◆ Task goal: Rewrite everything from the start of the material down to and including the line containing "402, 503, 411]" as a numbered list, omitting any blank lines.

Records in a dataset:
>> BEGIN
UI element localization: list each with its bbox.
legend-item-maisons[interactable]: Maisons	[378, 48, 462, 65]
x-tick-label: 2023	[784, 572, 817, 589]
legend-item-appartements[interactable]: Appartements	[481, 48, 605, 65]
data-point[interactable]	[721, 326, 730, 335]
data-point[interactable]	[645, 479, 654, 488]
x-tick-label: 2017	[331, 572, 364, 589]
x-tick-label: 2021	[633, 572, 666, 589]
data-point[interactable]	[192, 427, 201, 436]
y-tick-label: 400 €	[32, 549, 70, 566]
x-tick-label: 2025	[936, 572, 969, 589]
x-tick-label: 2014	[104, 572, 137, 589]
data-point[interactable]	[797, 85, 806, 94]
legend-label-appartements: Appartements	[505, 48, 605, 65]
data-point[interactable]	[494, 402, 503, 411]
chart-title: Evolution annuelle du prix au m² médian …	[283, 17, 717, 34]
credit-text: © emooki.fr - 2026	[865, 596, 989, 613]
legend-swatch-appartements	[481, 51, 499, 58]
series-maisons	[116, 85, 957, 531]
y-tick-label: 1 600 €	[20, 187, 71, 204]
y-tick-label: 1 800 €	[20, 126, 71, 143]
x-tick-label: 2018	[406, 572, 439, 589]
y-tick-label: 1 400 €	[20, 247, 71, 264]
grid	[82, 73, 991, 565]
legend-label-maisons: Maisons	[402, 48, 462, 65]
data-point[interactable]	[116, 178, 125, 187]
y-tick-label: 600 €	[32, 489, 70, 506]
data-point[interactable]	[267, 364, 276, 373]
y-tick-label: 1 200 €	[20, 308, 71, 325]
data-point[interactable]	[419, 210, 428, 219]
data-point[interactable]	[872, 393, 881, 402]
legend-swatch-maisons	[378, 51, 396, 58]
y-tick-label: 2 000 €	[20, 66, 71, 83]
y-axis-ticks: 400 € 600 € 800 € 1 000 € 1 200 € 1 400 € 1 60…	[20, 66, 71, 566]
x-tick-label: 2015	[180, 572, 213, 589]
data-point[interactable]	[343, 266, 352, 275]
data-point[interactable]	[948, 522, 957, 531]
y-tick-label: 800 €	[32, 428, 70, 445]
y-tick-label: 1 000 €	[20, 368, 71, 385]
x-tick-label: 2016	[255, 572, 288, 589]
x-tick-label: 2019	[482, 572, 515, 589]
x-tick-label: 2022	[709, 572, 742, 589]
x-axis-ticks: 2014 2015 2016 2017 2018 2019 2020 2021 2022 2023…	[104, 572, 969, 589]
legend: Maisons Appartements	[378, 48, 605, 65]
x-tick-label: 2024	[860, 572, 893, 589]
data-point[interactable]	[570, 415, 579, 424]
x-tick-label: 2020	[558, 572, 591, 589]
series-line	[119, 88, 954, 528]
>> END
◆ Finished answer:
1. UI element localization: list each with its bbox.
2. legend-item-maisons[interactable]: Maisons	[378, 48, 462, 65]
3. x-tick-label: 2023	[784, 572, 817, 589]
4. legend-item-appartements[interactable]: Appartements	[481, 48, 605, 65]
5. data-point[interactable]	[721, 326, 730, 335]
6. data-point[interactable]	[645, 479, 654, 488]
7. x-tick-label: 2017	[331, 572, 364, 589]
8. x-tick-label: 2021	[633, 572, 666, 589]
9. data-point[interactable]	[192, 427, 201, 436]
10. y-tick-label: 400 €	[32, 549, 70, 566]
11. x-tick-label: 2025	[936, 572, 969, 589]
12. x-tick-label: 2014	[104, 572, 137, 589]
13. data-point[interactable]	[797, 85, 806, 94]
14. legend-label-appartements: Appartements	[505, 48, 605, 65]
15. data-point[interactable]	[494, 402, 503, 411]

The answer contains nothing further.